Такая установка определяет своеобразное отношение Мейерсона к истории науки, на котором он сам акцентировал внимание в цитированном выше предисловии к книге «Тождественность и действительность». Предмет историко-научного интереса Мейерсона — не «очищенная» история, в которой представлен «прогресс знания» и лишь мимоходом отмечены прошлые «заблуждения». В свете задачи, которую поставил перед собой Мейерсон, различие действительных достижений и бесспорных заблуждений, по меньшей мере на первом этапе работы, не суть важно, поскольку искомый алгоритм познавательной деятельности, своего рода «интеллектуальный штамп», если таковой имеется, в одинаковой мере должен принадлежать как ошибочному представлению, так и истинному знанию. Ни флогистонная теория в химии, ни даже алхимия, ни натурфилософские концепции древних атомистов не должны быть игнорируемы в качестве эмпирического базиса «теории науки» как «введения в метафизику». Если есть общие принципы познавания, то они присутствуют в любом образчике работы разума в любой исторический период и у любого народа, если только познание было целью.
Вместе с тем несомненные различия, которые существуют между научными представлениями различных эпох, различия именно в подходах к предмету, а не только в материале знания, в том, что сейчас принято называть «стилем мышления», также не являются конечной целью исследований Мейерсона. Его внимание фиксируется на этих различиях опять-таки лишь постольку, поскольку под различиями (и посредством их анализа!) может быть раскрыто более глубокое тождество.

Набор записей:

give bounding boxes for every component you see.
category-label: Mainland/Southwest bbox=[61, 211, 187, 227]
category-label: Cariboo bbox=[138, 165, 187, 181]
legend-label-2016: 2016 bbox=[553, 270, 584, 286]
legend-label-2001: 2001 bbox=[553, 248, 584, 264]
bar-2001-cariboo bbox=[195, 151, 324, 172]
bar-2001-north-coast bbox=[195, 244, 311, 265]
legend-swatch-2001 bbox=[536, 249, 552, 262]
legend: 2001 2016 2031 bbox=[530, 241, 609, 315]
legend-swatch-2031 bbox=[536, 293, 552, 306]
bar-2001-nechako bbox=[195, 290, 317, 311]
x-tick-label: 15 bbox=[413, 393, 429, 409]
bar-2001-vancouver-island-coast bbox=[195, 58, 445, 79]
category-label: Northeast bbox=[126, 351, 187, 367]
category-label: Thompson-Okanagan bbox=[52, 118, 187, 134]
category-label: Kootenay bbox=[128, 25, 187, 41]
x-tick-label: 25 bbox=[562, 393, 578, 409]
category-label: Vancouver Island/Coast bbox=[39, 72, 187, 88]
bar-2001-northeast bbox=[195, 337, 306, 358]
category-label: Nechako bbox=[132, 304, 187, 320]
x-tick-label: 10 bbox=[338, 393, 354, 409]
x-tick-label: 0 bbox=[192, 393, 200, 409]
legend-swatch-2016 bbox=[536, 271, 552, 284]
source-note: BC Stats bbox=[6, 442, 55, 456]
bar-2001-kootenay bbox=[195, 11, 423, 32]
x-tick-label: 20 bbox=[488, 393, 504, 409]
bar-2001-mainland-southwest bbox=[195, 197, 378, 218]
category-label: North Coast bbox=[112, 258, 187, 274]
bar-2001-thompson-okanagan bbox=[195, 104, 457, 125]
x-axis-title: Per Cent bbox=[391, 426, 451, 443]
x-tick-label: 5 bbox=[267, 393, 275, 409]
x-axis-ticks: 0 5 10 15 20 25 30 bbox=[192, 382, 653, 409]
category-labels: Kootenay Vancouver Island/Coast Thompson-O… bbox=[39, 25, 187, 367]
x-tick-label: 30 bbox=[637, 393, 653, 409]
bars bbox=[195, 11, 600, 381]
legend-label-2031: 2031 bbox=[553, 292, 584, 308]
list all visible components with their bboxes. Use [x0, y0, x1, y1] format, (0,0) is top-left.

==

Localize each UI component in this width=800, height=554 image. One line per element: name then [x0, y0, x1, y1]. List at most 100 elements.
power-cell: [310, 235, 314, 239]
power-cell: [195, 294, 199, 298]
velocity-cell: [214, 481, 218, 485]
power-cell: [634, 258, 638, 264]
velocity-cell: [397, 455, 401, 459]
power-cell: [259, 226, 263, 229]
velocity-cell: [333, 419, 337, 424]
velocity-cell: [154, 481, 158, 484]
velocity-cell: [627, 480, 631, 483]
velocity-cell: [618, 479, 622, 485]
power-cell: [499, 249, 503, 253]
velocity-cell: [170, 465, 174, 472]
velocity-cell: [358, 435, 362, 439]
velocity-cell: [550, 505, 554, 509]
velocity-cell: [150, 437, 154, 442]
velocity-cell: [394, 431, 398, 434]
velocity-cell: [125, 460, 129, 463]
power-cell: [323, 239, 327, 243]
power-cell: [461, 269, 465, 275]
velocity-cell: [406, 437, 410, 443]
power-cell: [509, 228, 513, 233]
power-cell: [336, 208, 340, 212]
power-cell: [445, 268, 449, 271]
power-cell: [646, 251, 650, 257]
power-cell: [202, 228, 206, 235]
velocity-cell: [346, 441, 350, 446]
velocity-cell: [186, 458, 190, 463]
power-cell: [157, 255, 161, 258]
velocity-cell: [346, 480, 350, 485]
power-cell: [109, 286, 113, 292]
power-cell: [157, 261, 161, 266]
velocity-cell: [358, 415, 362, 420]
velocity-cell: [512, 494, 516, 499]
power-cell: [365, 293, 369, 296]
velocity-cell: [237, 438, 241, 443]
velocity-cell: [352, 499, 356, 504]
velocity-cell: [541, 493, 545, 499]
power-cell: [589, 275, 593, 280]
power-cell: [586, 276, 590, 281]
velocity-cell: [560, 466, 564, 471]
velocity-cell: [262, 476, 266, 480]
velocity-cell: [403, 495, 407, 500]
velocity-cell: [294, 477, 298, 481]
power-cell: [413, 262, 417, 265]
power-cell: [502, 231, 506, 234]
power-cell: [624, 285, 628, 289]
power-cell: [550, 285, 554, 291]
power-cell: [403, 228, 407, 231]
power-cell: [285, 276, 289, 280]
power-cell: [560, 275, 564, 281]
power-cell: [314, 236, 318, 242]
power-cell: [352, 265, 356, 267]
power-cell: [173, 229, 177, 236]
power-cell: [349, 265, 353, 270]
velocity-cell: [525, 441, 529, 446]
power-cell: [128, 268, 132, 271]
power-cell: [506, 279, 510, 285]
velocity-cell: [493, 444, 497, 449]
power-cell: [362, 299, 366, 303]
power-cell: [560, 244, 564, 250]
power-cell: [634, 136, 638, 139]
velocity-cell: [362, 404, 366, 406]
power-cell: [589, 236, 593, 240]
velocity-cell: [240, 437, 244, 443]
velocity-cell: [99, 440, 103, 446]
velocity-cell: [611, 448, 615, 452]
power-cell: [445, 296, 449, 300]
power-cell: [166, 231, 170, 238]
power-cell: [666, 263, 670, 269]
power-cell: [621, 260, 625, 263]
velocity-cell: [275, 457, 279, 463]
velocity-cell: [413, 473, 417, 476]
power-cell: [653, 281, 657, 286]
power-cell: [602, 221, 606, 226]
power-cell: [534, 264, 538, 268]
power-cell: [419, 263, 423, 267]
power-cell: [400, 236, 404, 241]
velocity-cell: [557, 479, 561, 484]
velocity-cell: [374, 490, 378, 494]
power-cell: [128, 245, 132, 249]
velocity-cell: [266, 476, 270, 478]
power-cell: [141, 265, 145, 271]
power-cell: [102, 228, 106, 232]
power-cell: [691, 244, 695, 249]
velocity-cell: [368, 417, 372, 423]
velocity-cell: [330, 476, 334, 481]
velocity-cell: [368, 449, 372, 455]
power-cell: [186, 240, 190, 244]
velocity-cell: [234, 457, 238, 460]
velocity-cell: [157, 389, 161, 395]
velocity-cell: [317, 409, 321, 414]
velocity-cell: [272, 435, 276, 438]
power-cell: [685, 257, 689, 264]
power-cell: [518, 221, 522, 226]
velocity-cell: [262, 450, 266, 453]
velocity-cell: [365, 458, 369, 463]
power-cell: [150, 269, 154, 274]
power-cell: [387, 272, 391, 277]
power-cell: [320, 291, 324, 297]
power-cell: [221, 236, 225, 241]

Задания:
(1) Перепишите без изменений часть текста о Мейерсоне, которая начинается со слов «Вместе с тем» и заканчивается словами «более глубокое тождество.».
(2) Перечислите все теории и учения, которые, согласно тексту о Мейерсоне, не должны игнорироваться в качестве эмпирического базиса «теории науки».
(3) В предисловии к какой книге Мейерсон, согласно тексту о Мейерсоне, сам акцентировал внимание на своём отношении к истории науки?

Ответы к заданиям:
(1)
Вместе с тем несомненные различия, которые существуют между научными представлениями различных эпох, различия именно в подходах к предмету, а не только в материале знания, в том, что сейчас принято называть «стилем мышления», также не являются конечной целью исследований Мейерсона. Его внимание фиксируется на этих различиях опять-таки лишь постольку, поскольку под различиями (и посредством их анализа!) может быть раскрыто более глубокое тождество.

(2) флогистонная теория в химии; алхимия; натурфилософские концепции древних атомистов

(3) «Тождественность и действительность»